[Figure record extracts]
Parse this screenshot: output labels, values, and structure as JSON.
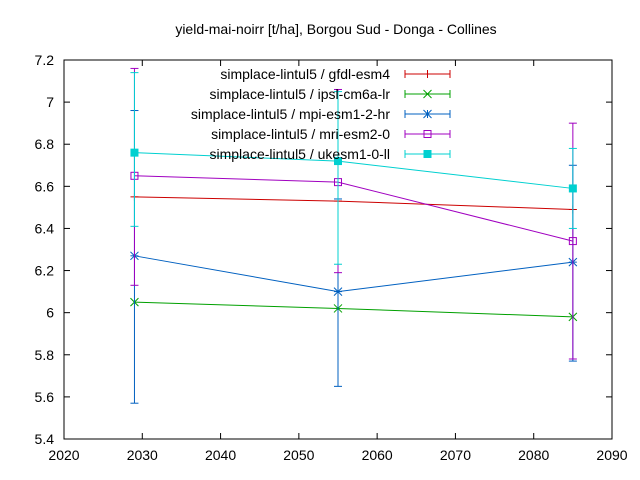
{
  "chart_data": {
    "type": "line",
    "title": "yield-mai-noirr [t/ha], Borgou Sud - Donga - Collines",
    "xlabel": "",
    "ylabel": "",
    "xlim": [
      2020,
      2090
    ],
    "ylim": [
      5.4,
      7.2
    ],
    "xticks": [
      2020,
      2030,
      2040,
      2050,
      2060,
      2070,
      2080,
      2090
    ],
    "yticks": [
      5.4,
      5.6,
      5.8,
      6,
      6.2,
      6.4,
      6.6,
      6.8,
      7,
      7.2
    ],
    "xtick_labels": [
      "2020",
      "2030",
      "2040",
      "2050",
      "2060",
      "2070",
      "2080",
      "2090"
    ],
    "ytick_labels": [
      "5.4",
      "5.6",
      "5.8",
      "6",
      "6.2",
      "6.4",
      "6.6",
      "6.8",
      "7",
      "7.2"
    ],
    "legend_position": "top-right",
    "grid": false,
    "series": [
      {
        "name": "simplace-lintul5 / gfdl-esm4",
        "color": "#cc0000",
        "marker": "plus",
        "x": [
          2029,
          2055,
          2085
        ],
        "y": [
          6.55,
          6.53,
          6.49
        ],
        "err_low": [
          6.55,
          6.53,
          6.49
        ],
        "err_high": [
          6.55,
          6.53,
          6.49
        ]
      },
      {
        "name": "simplace-lintul5 / ipsl-cm6a-lr",
        "color": "#00a000",
        "marker": "cross",
        "x": [
          2029,
          2055,
          2085
        ],
        "y": [
          6.05,
          6.02,
          5.98
        ],
        "err_low": [
          6.05,
          6.02,
          5.98
        ],
        "err_high": [
          6.05,
          6.02,
          5.98
        ]
      },
      {
        "name": "simplace-lintul5 / mpi-esm1-2-hr",
        "color": "#0060c0",
        "marker": "star",
        "x": [
          2029,
          2055,
          2085
        ],
        "y": [
          6.27,
          6.1,
          6.24
        ],
        "err_low": [
          5.57,
          5.65,
          5.77
        ],
        "err_high": [
          6.96,
          6.54,
          6.7
        ]
      },
      {
        "name": "simplace-lintul5 / mri-esm2-0",
        "color": "#a000c0",
        "marker": "square-open",
        "x": [
          2029,
          2055,
          2085
        ],
        "y": [
          6.65,
          6.62,
          6.34
        ],
        "err_low": [
          6.13,
          6.19,
          5.78
        ],
        "err_high": [
          7.16,
          7.06,
          6.9
        ]
      },
      {
        "name": "simplace-lintul5 / ukesm1-0-ll",
        "color": "#00d0d0",
        "marker": "square-filled",
        "x": [
          2029,
          2055,
          2085
        ],
        "y": [
          6.76,
          6.72,
          6.59
        ],
        "err_low": [
          6.41,
          6.23,
          6.4
        ],
        "err_high": [
          7.14,
          7.05,
          6.78
        ]
      }
    ]
  }
}
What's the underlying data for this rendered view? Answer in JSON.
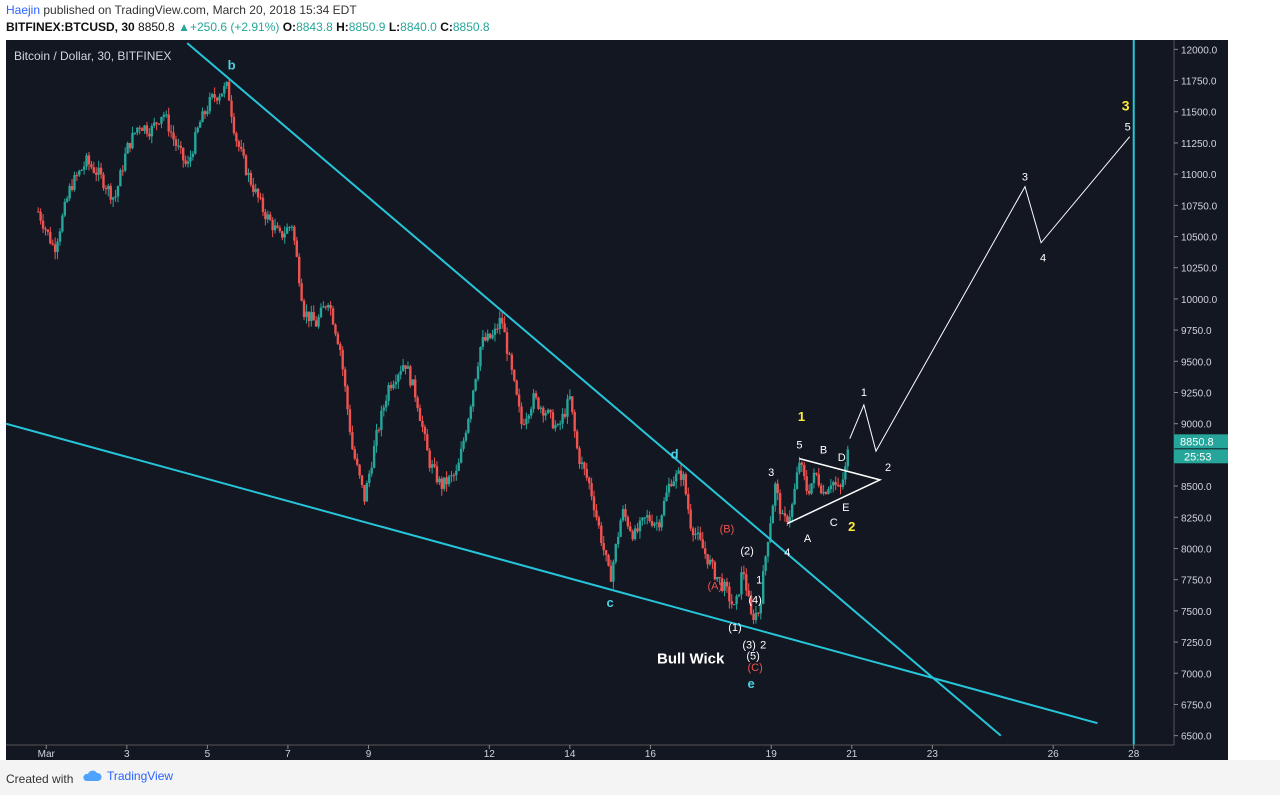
{
  "header": {
    "author": "Haejin",
    "published_text": "published on TradingView.com, March 20, 2018 15:34 EDT",
    "symbol": "BITFINEX:BTCUSD, 30",
    "last": "8850.8",
    "change": "+250.6 (+2.91%)",
    "o_label": "O:",
    "o_value": "8843.8",
    "h_label": "H:",
    "h_value": "8850.9",
    "l_label": "L:",
    "l_value": "8840.0",
    "c_label": "C:",
    "c_value": "8850.8"
  },
  "footer": {
    "created_with": "Created with",
    "brand": "TradingView"
  },
  "chart_data": {
    "type": "candlestick",
    "title": "Bitcoin / Dollar, 30, BITFINEX",
    "x_range": [
      0,
      29
    ],
    "x_ticks": [
      {
        "x": 1,
        "label": "Mar"
      },
      {
        "x": 3,
        "label": "3"
      },
      {
        "x": 5,
        "label": "5"
      },
      {
        "x": 7,
        "label": "7"
      },
      {
        "x": 9,
        "label": "9"
      },
      {
        "x": 12,
        "label": "12"
      },
      {
        "x": 14,
        "label": "14"
      },
      {
        "x": 16,
        "label": "16"
      },
      {
        "x": 19,
        "label": "19"
      },
      {
        "x": 21,
        "label": "21"
      },
      {
        "x": 23,
        "label": "23"
      },
      {
        "x": 26,
        "label": "26"
      },
      {
        "x": 28,
        "label": "28"
      }
    ],
    "y_range": [
      6425,
      12075
    ],
    "y_ticks": [
      "12000.0",
      "11750.0",
      "11500.0",
      "11250.0",
      "11000.0",
      "10750.0",
      "10500.0",
      "10250.0",
      "10000.0",
      "9750.0",
      "9500.0",
      "9250.0",
      "9000.0",
      "8750.0",
      "8500.0",
      "8250.0",
      "8000.0",
      "7750.0",
      "7500.0",
      "7250.0",
      "7000.0",
      "6750.0",
      "6500.0"
    ],
    "y_tick_values": [
      12000,
      11750,
      11500,
      11250,
      11000,
      10750,
      10500,
      10250,
      10000,
      9750,
      9500,
      9250,
      9000,
      8750,
      8500,
      8250,
      8000,
      7750,
      7500,
      7250,
      7000,
      6750,
      6500
    ],
    "price_label": "8850.8",
    "countdown_label": "25:53",
    "price_path": [
      [
        0.8,
        10700
      ],
      [
        1.2,
        10400
      ],
      [
        1.6,
        10900
      ],
      [
        2.0,
        11100
      ],
      [
        2.3,
        11000
      ],
      [
        2.7,
        10800
      ],
      [
        3.0,
        11200
      ],
      [
        3.3,
        11400
      ],
      [
        3.6,
        11350
      ],
      [
        3.9,
        11500
      ],
      [
        4.2,
        11250
      ],
      [
        4.5,
        11050
      ],
      [
        4.8,
        11400
      ],
      [
        5.1,
        11600
      ],
      [
        5.5,
        11700
      ],
      [
        5.7,
        11300
      ],
      [
        6.0,
        11000
      ],
      [
        6.4,
        10700
      ],
      [
        6.8,
        10500
      ],
      [
        7.1,
        10600
      ],
      [
        7.4,
        9900
      ],
      [
        7.7,
        9800
      ],
      [
        8.0,
        10000
      ],
      [
        8.3,
        9600
      ],
      [
        8.6,
        8800
      ],
      [
        8.9,
        8400
      ],
      [
        9.2,
        8900
      ],
      [
        9.5,
        9300
      ],
      [
        9.9,
        9500
      ],
      [
        10.2,
        9200
      ],
      [
        10.5,
        8700
      ],
      [
        10.8,
        8500
      ],
      [
        11.2,
        8600
      ],
      [
        11.5,
        9100
      ],
      [
        11.8,
        9650
      ],
      [
        12.1,
        9700
      ],
      [
        12.3,
        9850
      ],
      [
        12.5,
        9500
      ],
      [
        12.8,
        9000
      ],
      [
        13.1,
        9200
      ],
      [
        13.4,
        9100
      ],
      [
        13.7,
        8950
      ],
      [
        14.0,
        9200
      ],
      [
        14.2,
        8750
      ],
      [
        14.5,
        8500
      ],
      [
        14.7,
        8200
      ],
      [
        15.0,
        7750
      ],
      [
        15.3,
        8300
      ],
      [
        15.6,
        8100
      ],
      [
        15.9,
        8250
      ],
      [
        16.2,
        8200
      ],
      [
        16.5,
        8550
      ],
      [
        16.8,
        8600
      ],
      [
        17.0,
        8200
      ],
      [
        17.3,
        8000
      ],
      [
        17.6,
        7800
      ],
      [
        17.9,
        7650
      ],
      [
        18.1,
        7500
      ],
      [
        18.3,
        7850
      ],
      [
        18.5,
        7450
      ],
      [
        18.7,
        7500
      ],
      [
        18.9,
        8050
      ],
      [
        19.1,
        8500
      ],
      [
        19.3,
        8200
      ],
      [
        19.5,
        8300
      ],
      [
        19.7,
        8700
      ],
      [
        19.9,
        8450
      ],
      [
        20.1,
        8600
      ],
      [
        20.3,
        8450
      ],
      [
        20.5,
        8550
      ],
      [
        20.7,
        8450
      ],
      [
        20.85,
        8650
      ],
      [
        20.95,
        8880
      ]
    ],
    "trendlines": [
      {
        "name": "upper-trendline",
        "points": [
          [
            4.5,
            12050
          ],
          [
            24.7,
            6500
          ]
        ]
      },
      {
        "name": "lower-trendline",
        "points": [
          [
            0,
            9000
          ],
          [
            27.1,
            6600
          ]
        ]
      },
      {
        "name": "vertical-line",
        "points": [
          [
            28.0,
            6425
          ],
          [
            28.0,
            12075
          ]
        ]
      }
    ],
    "projection": [
      [
        20.95,
        8880
      ],
      [
        21.3,
        9150
      ],
      [
        21.6,
        8780
      ],
      [
        25.3,
        10900
      ],
      [
        25.7,
        10450
      ],
      [
        27.9,
        11300
      ]
    ],
    "triangle": [
      [
        19.4,
        8200
      ],
      [
        20.8,
        8450
      ],
      [
        21.7,
        8550
      ],
      [
        19.7,
        8720
      ]
    ],
    "annotations": [
      {
        "text": "b",
        "x": 5.6,
        "y": 11840,
        "color": "#4dd0e1",
        "size": 13,
        "bold": true
      },
      {
        "text": "c",
        "x": 15.0,
        "y": 7530,
        "color": "#4dd0e1",
        "size": 13,
        "bold": true
      },
      {
        "text": "d",
        "x": 16.6,
        "y": 8720,
        "color": "#4dd0e1",
        "size": 13,
        "bold": true
      },
      {
        "text": "e",
        "x": 18.5,
        "y": 6880,
        "color": "#4dd0e1",
        "size": 13,
        "bold": true
      },
      {
        "text": "Bull Wick",
        "x": 17.0,
        "y": 7080,
        "color": "#ffffff",
        "size": 15,
        "bold": true
      },
      {
        "text": "(A)",
        "x": 17.6,
        "y": 7670,
        "color": "#ef5350",
        "size": 11,
        "bold": false
      },
      {
        "text": "(B)",
        "x": 17.9,
        "y": 8130,
        "color": "#ef5350",
        "size": 11,
        "bold": false
      },
      {
        "text": "(C)",
        "x": 18.6,
        "y": 7020,
        "color": "#ef5350",
        "size": 11,
        "bold": false
      },
      {
        "text": "(1)",
        "x": 18.1,
        "y": 7340,
        "color": "#ffffff",
        "size": 11,
        "bold": false
      },
      {
        "text": "(2)",
        "x": 18.4,
        "y": 7950,
        "color": "#ffffff",
        "size": 11,
        "bold": false
      },
      {
        "text": "(3)",
        "x": 18.45,
        "y": 7200,
        "color": "#ffffff",
        "size": 11,
        "bold": false
      },
      {
        "text": "(4)",
        "x": 18.6,
        "y": 7560,
        "color": "#ffffff",
        "size": 11,
        "bold": false
      },
      {
        "text": "(5)",
        "x": 18.55,
        "y": 7110,
        "color": "#ffffff",
        "size": 11,
        "bold": false
      },
      {
        "text": "1",
        "x": 18.7,
        "y": 7720,
        "color": "#ffffff",
        "size": 11,
        "bold": false
      },
      {
        "text": "2",
        "x": 18.8,
        "y": 7200,
        "color": "#ffffff",
        "size": 11,
        "bold": false
      },
      {
        "text": "3",
        "x": 19.0,
        "y": 8580,
        "color": "#ffffff",
        "size": 11,
        "bold": false
      },
      {
        "text": "4",
        "x": 19.4,
        "y": 7940,
        "color": "#ffffff",
        "size": 11,
        "bold": false
      },
      {
        "text": "5",
        "x": 19.7,
        "y": 8800,
        "color": "#ffffff",
        "size": 11,
        "bold": false
      },
      {
        "text": "A",
        "x": 19.9,
        "y": 8050,
        "color": "#ffffff",
        "size": 11,
        "bold": false
      },
      {
        "text": "B",
        "x": 20.3,
        "y": 8760,
        "color": "#ffffff",
        "size": 11,
        "bold": false
      },
      {
        "text": "C",
        "x": 20.55,
        "y": 8180,
        "color": "#ffffff",
        "size": 11,
        "bold": false
      },
      {
        "text": "D",
        "x": 20.75,
        "y": 8700,
        "color": "#ffffff",
        "size": 11,
        "bold": false
      },
      {
        "text": "E",
        "x": 20.85,
        "y": 8300,
        "color": "#ffffff",
        "size": 11,
        "bold": false
      },
      {
        "text": "1",
        "x": 19.75,
        "y": 9020,
        "color": "#ffeb3b",
        "size": 13,
        "bold": true
      },
      {
        "text": "2",
        "x": 21.0,
        "y": 8140,
        "color": "#ffeb3b",
        "size": 13,
        "bold": true
      },
      {
        "text": "1",
        "x": 21.3,
        "y": 9220,
        "color": "#ffffff",
        "size": 11,
        "bold": false
      },
      {
        "text": "2",
        "x": 21.9,
        "y": 8620,
        "color": "#ffffff",
        "size": 11,
        "bold": false
      },
      {
        "text": "3",
        "x": 25.3,
        "y": 10950,
        "color": "#ffffff",
        "size": 11,
        "bold": false
      },
      {
        "text": "4",
        "x": 25.75,
        "y": 10300,
        "color": "#ffffff",
        "size": 11,
        "bold": false
      },
      {
        "text": "5",
        "x": 27.85,
        "y": 11350,
        "color": "#ffffff",
        "size": 11,
        "bold": false
      },
      {
        "text": "3",
        "x": 27.8,
        "y": 11510,
        "color": "#ffeb3b",
        "size": 14,
        "bold": true
      }
    ],
    "colors": {
      "background": "#131722",
      "up": "#26a69a",
      "down": "#ef5350",
      "trendline": "#26c6da",
      "projection": "#ffffff",
      "price_badge": "#26a69a",
      "countdown_badge": "#26a69a"
    },
    "grid": false
  }
}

TO BE DONE
Show every line above in which the word "BITFINEX" occurs.

WRITTEN RESPONSE
    "symbol": "BITFINEX:BTCUSD, 30",
    "title": "Bitcoin / Dollar, 30, BITFINEX",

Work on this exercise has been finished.